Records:
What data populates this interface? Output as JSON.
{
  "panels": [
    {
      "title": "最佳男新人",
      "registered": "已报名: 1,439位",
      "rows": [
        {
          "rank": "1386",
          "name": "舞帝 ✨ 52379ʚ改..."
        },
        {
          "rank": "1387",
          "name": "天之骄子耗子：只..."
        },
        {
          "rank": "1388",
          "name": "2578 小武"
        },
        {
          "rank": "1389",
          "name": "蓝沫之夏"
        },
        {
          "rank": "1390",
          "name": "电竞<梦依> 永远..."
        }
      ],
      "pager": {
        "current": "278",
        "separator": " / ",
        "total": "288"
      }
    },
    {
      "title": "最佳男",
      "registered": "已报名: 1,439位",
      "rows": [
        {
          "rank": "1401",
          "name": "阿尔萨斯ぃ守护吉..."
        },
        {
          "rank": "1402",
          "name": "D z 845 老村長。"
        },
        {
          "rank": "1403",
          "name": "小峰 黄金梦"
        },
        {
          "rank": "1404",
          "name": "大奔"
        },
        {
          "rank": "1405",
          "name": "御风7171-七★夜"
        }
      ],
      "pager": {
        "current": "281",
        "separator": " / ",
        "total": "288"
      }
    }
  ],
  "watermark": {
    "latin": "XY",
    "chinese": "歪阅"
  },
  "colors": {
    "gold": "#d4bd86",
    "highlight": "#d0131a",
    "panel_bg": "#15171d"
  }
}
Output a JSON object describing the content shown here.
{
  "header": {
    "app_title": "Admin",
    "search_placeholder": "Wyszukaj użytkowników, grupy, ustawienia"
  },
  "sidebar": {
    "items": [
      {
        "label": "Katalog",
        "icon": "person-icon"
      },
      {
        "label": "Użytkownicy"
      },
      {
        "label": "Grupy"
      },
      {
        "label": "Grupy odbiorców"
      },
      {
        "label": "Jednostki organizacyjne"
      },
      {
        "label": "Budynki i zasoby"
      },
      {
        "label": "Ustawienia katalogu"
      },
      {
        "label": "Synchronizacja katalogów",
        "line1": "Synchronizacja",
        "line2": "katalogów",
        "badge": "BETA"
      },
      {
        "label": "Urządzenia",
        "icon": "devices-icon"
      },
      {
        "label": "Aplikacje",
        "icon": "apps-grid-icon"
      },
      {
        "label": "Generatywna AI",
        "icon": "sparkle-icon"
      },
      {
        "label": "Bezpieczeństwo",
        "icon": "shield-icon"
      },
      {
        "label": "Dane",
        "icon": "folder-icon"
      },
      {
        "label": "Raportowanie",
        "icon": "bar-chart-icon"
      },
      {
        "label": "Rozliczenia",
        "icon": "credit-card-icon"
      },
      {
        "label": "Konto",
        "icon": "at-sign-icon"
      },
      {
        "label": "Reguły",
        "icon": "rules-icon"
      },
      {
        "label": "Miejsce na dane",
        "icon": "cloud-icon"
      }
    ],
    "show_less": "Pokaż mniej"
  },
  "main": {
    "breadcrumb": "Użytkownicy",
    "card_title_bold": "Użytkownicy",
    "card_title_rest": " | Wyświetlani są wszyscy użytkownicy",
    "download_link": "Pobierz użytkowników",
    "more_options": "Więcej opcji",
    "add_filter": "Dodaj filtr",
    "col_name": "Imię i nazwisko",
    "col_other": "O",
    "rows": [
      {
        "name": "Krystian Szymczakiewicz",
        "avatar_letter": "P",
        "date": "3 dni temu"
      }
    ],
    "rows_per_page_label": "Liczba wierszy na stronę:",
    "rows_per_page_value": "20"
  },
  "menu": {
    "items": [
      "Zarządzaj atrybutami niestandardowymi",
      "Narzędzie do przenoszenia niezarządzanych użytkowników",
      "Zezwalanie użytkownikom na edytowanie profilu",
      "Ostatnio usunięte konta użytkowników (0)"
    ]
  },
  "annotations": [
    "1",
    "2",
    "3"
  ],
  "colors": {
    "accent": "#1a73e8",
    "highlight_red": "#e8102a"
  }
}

_What to work on_
Please restate the whole listing word for word.

_Result below_
What data populates this interface? Output as JSON.
{
  "panels": [
    {
      "title": "最佳男新人",
      "registered": "已报名: 1,439位",
      "rows": [
        {
          "rank": "1386",
          "name": "舞帝 ✨ 52379ʚ改..."
        },
        {
          "rank": "1387",
          "name": "天之骄子耗子：只..."
        },
        {
          "rank": "1388",
          "name": "2578 小武"
        },
        {
          "rank": "1389",
          "name": "蓝沫之夏"
        },
        {
          "rank": "1390",
          "name": "电竞<梦依> 永远..."
        }
      ],
      "pager": {
        "current": "278",
        "separator": " / ",
        "total": "288"
      }
    },
    {
      "title": "最佳男",
      "registered": "已报名: 1,439位",
      "rows": [
        {
          "rank": "1401",
          "name": "阿尔萨斯ぃ守护吉..."
        },
        {
          "rank": "1402",
          "name": "D z 845 老村長。"
        },
        {
          "rank": "1403",
          "name": "小峰 黄金梦"
        },
        {
          "rank": "1404",
          "name": "大奔"
        },
        {
          "rank": "1405",
          "name": "御风7171-七★夜"
        }
      ],
      "pager": {
        "current": "281",
        "separator": " / ",
        "total": "288"
      }
    }
  ],
  "watermark": {
    "latin": "XY",
    "chinese": "歪阅"
  },
  "colors": {
    "gold": "#d4bd86",
    "highlight": "#d0131a",
    "panel_bg": "#15171d"
  }
}
Output a JSON object describing the content shown here.
{
  "header": {
    "app_title": "Admin",
    "search_placeholder": "Wyszukaj użytkowników, grupy, ustawienia"
  },
  "sidebar": {
    "items": [
      {
        "label": "Katalog",
        "icon": "person-icon"
      },
      {
        "label": "Użytkownicy"
      },
      {
        "label": "Grupy"
      },
      {
        "label": "Grupy odbiorców"
      },
      {
        "label": "Jednostki organizacyjne"
      },
      {
        "label": "Budynki i zasoby"
      },
      {
        "label": "Ustawienia katalogu"
      },
      {
        "label": "Synchronizacja katalogów",
        "line1": "Synchronizacja",
        "line2": "katalogów",
        "badge": "BETA"
      },
      {
        "label": "Urządzenia",
        "icon": "devices-icon"
      },
      {
        "label": "Aplikacje",
        "icon": "apps-grid-icon"
      },
      {
        "label": "Generatywna AI",
        "icon": "sparkle-icon"
      },
      {
        "label": "Bezpieczeństwo",
        "icon": "shield-icon"
      },
      {
        "label": "Dane",
        "icon": "folder-icon"
      },
      {
        "label": "Raportowanie",
        "icon": "bar-chart-icon"
      },
      {
        "label": "Rozliczenia",
        "icon": "credit-card-icon"
      },
      {
        "label": "Konto",
        "icon": "at-sign-icon"
      },
      {
        "label": "Reguły",
        "icon": "rules-icon"
      },
      {
        "label": "Miejsce na dane",
        "icon": "cloud-icon"
      }
    ],
    "show_less": "Pokaż mniej"
  },
  "main": {
    "breadcrumb": "Użytkownicy",
    "card_title_bold": "Użytkownicy",
    "card_title_rest": " | Wyświetlani są wszyscy użytkownicy",
    "download_link": "Pobierz użytkowników",
    "more_options": "Więcej opcji",
    "add_filter": "Dodaj filtr",
    "col_name": "Imię i nazwisko",
    "col_other": "O",
    "rows": [
      {
        "name": "Krystian Szymczakiewicz",
        "avatar_letter": "P",
        "date": "3 dni temu"
      }
    ],
    "rows_per_page_label": "Liczba wierszy na stronę:",
    "rows_per_page_value": "20"
  },
  "menu": {
    "items": [
      "Zarządzaj atrybutami niestandardowymi",
      "Narzędzie do przenoszenia niezarządzanych użytkowników",
      "Zezwalanie użytkownikom na edytowanie profilu",
      "Ostatnio usunięte konta użytkowników (0)"
    ]
  },
  "annotations": [
    "1",
    "2",
    "3"
  ],
  "colors": {
    "accent": "#1a73e8",
    "highlight_red": "#e8102a"
  }
}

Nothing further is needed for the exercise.